- **PROVIDED TEXT**:
Channel 39, also known as Southern Television (and formerly Dunedin Television and Channel 9), is a regional television station operating in Dunedin, New Zealand. The channel is a division of Allied Press, who also publish the local daily newspaper Otago Daily Times.

History
Channel 39 first commenced transmission in 1995 as a tourism station. In 1997 the station was expanded into a news-carrying local station called Channel 9. In 2003, the channel underwent a reorientation of strategy to focus on local news and became a division of Allied Press.

In March 2013, Channel 9 was rebranded as Dunedin Television when New Zealand switched to digital television. In addition, the channel's broadcast channel was changed to Freeview HD Channel 39. The station's chief executive Daryl Clarkson said that company had chosen the name Channel 39 "because it included the number nine and would hold the heritage of Channel 9." Channel 39 also entered into partnerships with local organisations including the Dunedin City Council. On 1 September 2016, Channel 39 extended its coverage to include Invercargill and adopted the name "Southern Television."

Between 24 March 1981 and 9 September 2016, the channel's owner Allied Press had registered the name Southern Television as an incorporated subsidiary with the New Zealand Companies Office.

Facilities
As a division of Allied Press, Channel 39 has an office at the company's headquarters in Stuart Street and also operates a branch office in Invercargill. The channel operates a live-to-air studio and small production house. They also produce commercials and short programmes. Channel 39 also works with outside broadcast facilities to facilitate the broadcast of local and sporting events in Dunedin and Invercargill.

Live events
39 Southern Television has an Outside Broadcast unit. The purpose built van provides flexibility to cover local events live on air from various locations around Dunedin. The Outside Broadcast (OB) facility has been built by technical staff at Allied Press and was first used to broadcast the Dunedin Santa Parade live on television on  December 4, 2005.

The mobile unit is fitted out as a purpose built portable studio complete with digital video mixer, graphics capability, sound and editing facilities. It can also accommodate up to six cameras, and be run single handed or with multiple crews. The unit can be powered by 240 volts or run from its own self-contained power supply for maximum flexibility.

- **ITEMS**:
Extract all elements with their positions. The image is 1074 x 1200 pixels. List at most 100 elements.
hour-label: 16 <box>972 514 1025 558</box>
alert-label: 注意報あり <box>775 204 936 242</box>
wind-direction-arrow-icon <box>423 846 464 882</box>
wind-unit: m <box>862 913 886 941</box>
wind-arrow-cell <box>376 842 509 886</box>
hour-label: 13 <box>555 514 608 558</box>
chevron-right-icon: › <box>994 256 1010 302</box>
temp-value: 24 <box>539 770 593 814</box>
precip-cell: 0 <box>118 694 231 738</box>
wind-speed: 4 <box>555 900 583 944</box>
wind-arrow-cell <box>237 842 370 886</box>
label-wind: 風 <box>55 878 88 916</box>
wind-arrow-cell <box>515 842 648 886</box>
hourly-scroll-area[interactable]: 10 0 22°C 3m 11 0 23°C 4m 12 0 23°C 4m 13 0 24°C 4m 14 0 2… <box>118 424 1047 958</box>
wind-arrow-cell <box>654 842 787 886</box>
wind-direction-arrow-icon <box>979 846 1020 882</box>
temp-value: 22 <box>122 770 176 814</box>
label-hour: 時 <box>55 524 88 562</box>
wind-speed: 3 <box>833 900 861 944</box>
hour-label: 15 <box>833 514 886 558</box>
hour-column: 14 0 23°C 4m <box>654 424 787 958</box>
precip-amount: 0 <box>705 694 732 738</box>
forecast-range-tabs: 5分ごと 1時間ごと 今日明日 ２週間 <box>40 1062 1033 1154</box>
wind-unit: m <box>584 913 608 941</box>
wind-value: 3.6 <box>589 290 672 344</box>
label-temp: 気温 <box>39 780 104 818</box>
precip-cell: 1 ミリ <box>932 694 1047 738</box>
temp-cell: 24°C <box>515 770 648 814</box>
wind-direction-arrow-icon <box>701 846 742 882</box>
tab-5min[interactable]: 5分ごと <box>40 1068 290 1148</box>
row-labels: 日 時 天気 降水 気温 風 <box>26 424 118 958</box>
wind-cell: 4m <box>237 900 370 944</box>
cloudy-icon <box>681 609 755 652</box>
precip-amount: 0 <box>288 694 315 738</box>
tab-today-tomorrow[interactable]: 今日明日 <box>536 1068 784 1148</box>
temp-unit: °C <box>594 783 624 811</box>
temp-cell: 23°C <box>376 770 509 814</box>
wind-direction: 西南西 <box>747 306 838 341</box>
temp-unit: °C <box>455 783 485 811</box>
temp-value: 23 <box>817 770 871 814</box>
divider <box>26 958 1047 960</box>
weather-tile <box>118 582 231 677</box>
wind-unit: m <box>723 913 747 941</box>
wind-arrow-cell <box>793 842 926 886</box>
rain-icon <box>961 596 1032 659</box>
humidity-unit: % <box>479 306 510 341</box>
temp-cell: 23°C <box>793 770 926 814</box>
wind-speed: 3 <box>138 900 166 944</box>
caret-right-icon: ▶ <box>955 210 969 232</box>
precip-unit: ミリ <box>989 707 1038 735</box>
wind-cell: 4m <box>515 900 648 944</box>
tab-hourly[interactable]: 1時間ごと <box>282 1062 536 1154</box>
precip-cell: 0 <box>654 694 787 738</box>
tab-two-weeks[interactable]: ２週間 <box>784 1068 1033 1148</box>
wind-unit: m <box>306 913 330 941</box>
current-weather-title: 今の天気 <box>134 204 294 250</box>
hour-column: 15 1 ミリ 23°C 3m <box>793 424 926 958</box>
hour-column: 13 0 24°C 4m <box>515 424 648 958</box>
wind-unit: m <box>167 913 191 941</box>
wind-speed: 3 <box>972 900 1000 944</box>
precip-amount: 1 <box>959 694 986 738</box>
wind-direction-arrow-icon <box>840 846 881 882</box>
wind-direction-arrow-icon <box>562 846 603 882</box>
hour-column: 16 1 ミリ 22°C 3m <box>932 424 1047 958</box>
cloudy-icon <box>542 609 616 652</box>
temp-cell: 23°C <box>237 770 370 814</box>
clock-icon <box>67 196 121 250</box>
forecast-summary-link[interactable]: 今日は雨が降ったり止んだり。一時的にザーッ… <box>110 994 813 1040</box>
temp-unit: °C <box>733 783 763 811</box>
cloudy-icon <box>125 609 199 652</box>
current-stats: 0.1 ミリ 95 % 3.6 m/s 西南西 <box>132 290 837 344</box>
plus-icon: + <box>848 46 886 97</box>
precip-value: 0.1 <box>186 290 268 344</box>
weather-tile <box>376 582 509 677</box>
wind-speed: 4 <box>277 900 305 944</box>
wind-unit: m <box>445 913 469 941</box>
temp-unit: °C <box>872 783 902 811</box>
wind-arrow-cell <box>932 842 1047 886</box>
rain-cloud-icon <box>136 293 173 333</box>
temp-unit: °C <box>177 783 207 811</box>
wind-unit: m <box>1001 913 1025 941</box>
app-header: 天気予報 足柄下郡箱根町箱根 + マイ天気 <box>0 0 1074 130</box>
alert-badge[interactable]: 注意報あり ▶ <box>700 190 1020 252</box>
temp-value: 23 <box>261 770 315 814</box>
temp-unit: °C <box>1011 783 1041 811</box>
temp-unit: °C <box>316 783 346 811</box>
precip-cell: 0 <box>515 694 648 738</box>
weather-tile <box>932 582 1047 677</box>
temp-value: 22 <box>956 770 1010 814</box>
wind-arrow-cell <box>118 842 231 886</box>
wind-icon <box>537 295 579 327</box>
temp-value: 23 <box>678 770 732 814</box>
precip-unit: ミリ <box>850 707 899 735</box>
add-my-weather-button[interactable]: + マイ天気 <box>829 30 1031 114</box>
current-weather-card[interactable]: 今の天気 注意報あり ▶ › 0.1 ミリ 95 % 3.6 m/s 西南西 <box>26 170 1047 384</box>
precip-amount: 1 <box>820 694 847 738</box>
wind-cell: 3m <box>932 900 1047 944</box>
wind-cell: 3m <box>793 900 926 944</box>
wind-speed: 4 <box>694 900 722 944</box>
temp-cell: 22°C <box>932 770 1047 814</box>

- **EXERCISE TASK 1**:
According to the Channel 39 text, what event did the Outside Broadcast facility first broadcast live, and on what date?
- **EXERCISE TASK 2**:
For each statement, say whether it agrees with the Channel 39 text, and quote the words that decide it.
(a) The station began transmitting in 1995 as a tourism station.
(b) The channel became a division of Allied Press in 1997.
(c) The mobile unit can hold up to eight cameras.
The entries stand on their own and are not part of the Channel 39 text.

- **EXERCISE RESPONSE 1**:
The Dunedin Santa Parade, on December 4, 2005.

- **EXERCISE RESPONSE 2**:
(a) Yes: "Channel 39 first commenced transmission in 1995 as a tourism station."
(b) No: "In 2003, the channel underwent a reorientation of strategy to focus on local news and became a division of Allied Press."
(c) No: "It can also accommodate up to six cameras"